**Your task**
Collect all the lines that mention the word "Regem".

Records from a dataset:
================
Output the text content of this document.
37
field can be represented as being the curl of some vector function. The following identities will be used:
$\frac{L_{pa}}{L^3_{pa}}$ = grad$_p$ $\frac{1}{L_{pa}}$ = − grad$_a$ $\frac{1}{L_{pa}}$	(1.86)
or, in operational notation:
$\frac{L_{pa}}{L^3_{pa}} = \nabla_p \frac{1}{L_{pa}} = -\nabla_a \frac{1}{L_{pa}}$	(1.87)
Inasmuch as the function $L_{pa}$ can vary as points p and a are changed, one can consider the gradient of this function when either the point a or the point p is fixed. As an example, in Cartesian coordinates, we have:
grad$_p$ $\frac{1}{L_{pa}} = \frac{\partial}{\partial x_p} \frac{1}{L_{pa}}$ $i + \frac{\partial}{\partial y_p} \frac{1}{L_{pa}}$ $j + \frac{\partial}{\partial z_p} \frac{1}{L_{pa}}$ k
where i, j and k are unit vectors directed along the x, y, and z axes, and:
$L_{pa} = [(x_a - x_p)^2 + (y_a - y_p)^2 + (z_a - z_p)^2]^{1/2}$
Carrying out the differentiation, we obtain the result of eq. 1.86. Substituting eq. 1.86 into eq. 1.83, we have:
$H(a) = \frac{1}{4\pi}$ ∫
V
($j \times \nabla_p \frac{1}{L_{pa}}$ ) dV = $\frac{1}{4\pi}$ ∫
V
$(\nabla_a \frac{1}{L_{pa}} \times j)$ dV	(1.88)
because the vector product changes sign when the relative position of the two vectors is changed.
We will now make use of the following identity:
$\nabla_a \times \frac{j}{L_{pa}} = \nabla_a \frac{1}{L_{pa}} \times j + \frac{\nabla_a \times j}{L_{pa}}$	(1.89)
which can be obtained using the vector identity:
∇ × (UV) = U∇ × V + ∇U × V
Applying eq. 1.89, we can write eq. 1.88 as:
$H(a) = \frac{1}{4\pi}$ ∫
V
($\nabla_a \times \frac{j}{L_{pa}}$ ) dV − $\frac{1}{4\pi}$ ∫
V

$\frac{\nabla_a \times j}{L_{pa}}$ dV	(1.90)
================
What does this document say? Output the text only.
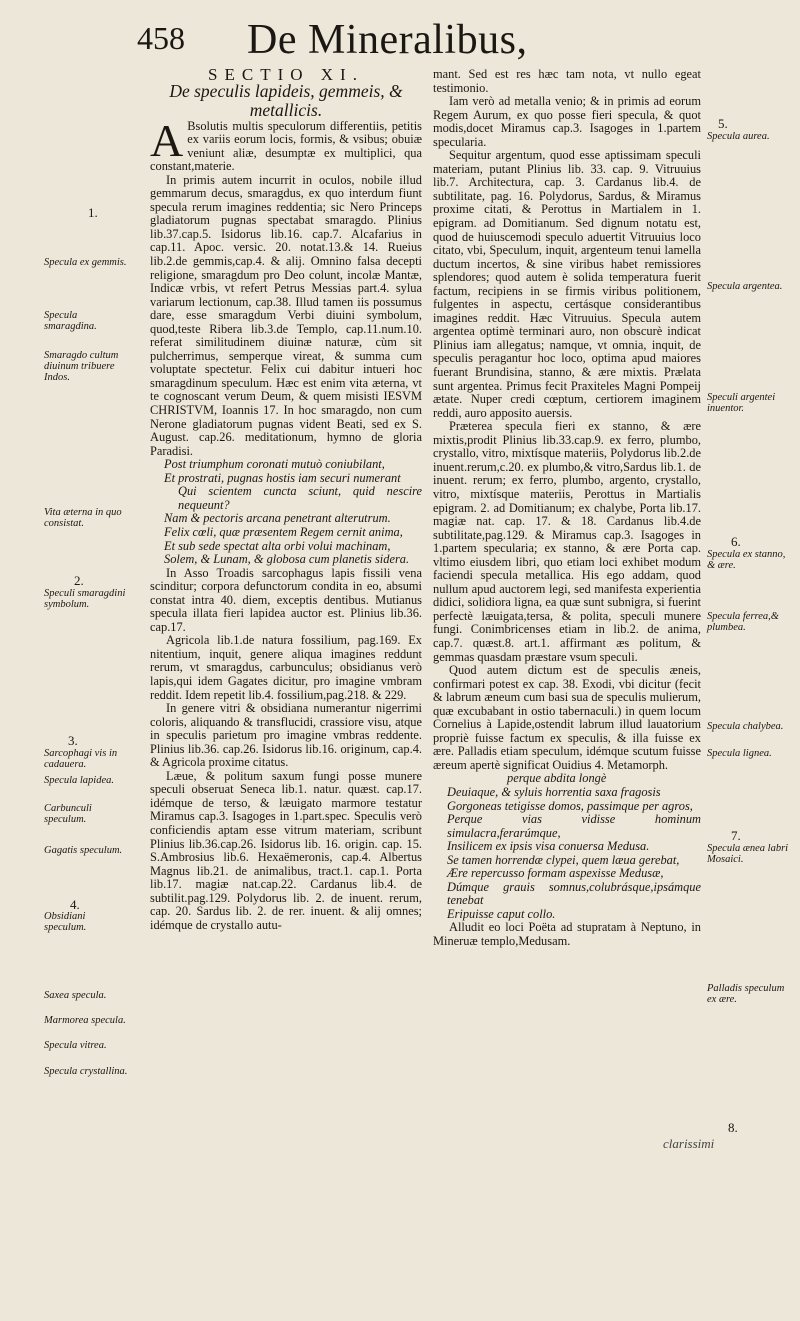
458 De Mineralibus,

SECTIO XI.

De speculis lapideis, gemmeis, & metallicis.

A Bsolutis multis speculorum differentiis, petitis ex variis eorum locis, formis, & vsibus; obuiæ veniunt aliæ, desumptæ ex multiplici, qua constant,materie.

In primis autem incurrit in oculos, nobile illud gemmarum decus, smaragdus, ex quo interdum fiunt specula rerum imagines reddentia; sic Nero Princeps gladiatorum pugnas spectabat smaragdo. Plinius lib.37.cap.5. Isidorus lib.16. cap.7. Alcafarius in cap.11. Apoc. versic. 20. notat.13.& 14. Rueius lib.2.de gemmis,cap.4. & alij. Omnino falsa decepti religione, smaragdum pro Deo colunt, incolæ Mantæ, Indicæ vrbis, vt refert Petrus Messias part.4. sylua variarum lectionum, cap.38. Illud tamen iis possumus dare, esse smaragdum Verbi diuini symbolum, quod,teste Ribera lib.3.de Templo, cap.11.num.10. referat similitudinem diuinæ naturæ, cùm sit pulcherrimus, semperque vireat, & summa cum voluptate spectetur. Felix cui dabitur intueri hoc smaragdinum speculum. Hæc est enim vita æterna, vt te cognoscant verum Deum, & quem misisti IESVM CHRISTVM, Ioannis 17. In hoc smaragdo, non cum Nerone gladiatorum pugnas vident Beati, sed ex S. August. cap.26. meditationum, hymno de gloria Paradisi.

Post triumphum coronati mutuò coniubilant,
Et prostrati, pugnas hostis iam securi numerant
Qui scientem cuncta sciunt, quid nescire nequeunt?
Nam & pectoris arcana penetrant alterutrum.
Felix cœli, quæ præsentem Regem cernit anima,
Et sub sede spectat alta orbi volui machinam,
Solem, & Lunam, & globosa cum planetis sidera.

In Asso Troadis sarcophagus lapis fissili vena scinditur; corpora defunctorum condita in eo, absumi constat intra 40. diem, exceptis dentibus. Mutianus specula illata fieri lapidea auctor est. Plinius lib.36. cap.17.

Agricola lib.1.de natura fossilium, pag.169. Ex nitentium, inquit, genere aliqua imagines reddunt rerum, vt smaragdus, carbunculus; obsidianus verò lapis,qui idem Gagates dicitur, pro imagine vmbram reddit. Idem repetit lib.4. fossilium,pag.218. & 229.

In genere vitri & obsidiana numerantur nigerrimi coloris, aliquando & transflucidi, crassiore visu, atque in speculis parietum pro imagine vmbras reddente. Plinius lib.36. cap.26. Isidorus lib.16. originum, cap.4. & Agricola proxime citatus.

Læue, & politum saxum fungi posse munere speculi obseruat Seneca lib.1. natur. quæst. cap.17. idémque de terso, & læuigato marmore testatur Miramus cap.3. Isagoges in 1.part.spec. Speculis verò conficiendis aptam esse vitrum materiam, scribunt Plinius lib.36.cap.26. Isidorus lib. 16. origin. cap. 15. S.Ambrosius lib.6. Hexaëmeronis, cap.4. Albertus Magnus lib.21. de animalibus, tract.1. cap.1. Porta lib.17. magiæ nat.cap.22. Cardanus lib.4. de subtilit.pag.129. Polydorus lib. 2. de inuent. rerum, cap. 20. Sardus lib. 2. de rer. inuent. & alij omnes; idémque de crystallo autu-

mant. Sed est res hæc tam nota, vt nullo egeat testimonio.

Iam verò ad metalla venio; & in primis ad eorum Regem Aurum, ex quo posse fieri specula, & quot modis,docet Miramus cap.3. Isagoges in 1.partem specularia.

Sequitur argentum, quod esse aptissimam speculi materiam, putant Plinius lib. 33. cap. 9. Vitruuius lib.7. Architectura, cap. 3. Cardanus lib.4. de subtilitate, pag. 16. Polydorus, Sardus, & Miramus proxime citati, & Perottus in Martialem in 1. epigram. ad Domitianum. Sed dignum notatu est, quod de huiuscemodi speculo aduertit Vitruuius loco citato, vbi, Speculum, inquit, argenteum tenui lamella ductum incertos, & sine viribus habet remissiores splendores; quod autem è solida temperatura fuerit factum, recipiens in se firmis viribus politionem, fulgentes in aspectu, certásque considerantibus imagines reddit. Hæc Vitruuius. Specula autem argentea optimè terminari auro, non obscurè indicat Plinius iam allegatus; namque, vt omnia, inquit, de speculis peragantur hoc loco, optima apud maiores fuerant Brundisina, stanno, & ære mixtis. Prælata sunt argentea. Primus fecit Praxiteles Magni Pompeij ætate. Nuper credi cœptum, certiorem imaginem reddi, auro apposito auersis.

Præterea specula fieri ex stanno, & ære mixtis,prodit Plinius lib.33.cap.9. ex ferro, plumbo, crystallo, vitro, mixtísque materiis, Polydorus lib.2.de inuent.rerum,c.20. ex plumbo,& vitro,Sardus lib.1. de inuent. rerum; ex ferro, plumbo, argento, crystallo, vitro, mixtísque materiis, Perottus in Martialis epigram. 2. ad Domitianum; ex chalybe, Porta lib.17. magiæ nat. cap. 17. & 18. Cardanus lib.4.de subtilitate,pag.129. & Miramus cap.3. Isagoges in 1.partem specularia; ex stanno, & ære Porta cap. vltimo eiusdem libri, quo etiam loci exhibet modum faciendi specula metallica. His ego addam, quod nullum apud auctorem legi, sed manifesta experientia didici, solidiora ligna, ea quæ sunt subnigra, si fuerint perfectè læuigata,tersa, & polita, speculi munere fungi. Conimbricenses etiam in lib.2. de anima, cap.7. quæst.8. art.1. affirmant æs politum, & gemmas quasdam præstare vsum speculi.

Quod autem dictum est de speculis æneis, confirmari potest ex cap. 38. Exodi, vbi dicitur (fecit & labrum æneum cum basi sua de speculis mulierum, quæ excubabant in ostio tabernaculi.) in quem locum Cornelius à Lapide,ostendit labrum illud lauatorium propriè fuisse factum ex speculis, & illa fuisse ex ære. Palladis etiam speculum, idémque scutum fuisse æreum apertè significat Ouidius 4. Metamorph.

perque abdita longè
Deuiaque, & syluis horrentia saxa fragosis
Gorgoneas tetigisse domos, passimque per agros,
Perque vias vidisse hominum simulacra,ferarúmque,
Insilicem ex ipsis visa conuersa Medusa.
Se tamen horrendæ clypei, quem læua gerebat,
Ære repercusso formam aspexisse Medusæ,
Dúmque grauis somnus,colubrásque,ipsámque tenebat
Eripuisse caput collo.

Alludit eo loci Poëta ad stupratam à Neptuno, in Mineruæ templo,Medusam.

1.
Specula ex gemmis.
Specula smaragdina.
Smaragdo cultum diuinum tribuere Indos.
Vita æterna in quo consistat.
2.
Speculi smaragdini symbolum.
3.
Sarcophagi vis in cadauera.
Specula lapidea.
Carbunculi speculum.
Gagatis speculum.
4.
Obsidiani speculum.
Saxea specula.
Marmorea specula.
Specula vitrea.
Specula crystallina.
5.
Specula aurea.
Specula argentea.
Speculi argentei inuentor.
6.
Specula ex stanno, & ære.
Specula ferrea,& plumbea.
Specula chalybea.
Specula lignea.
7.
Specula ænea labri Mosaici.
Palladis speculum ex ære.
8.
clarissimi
================
**Answer in full**
Felix cœli, quæ præsentem Regem cernit anima,
Iam verò ad metalla venio; & in primis ad eorum Regem Aurum, ex quo posse fieri specula, & quot modis,docet Miramus cap.3. Isagoges in 1.partem specularia.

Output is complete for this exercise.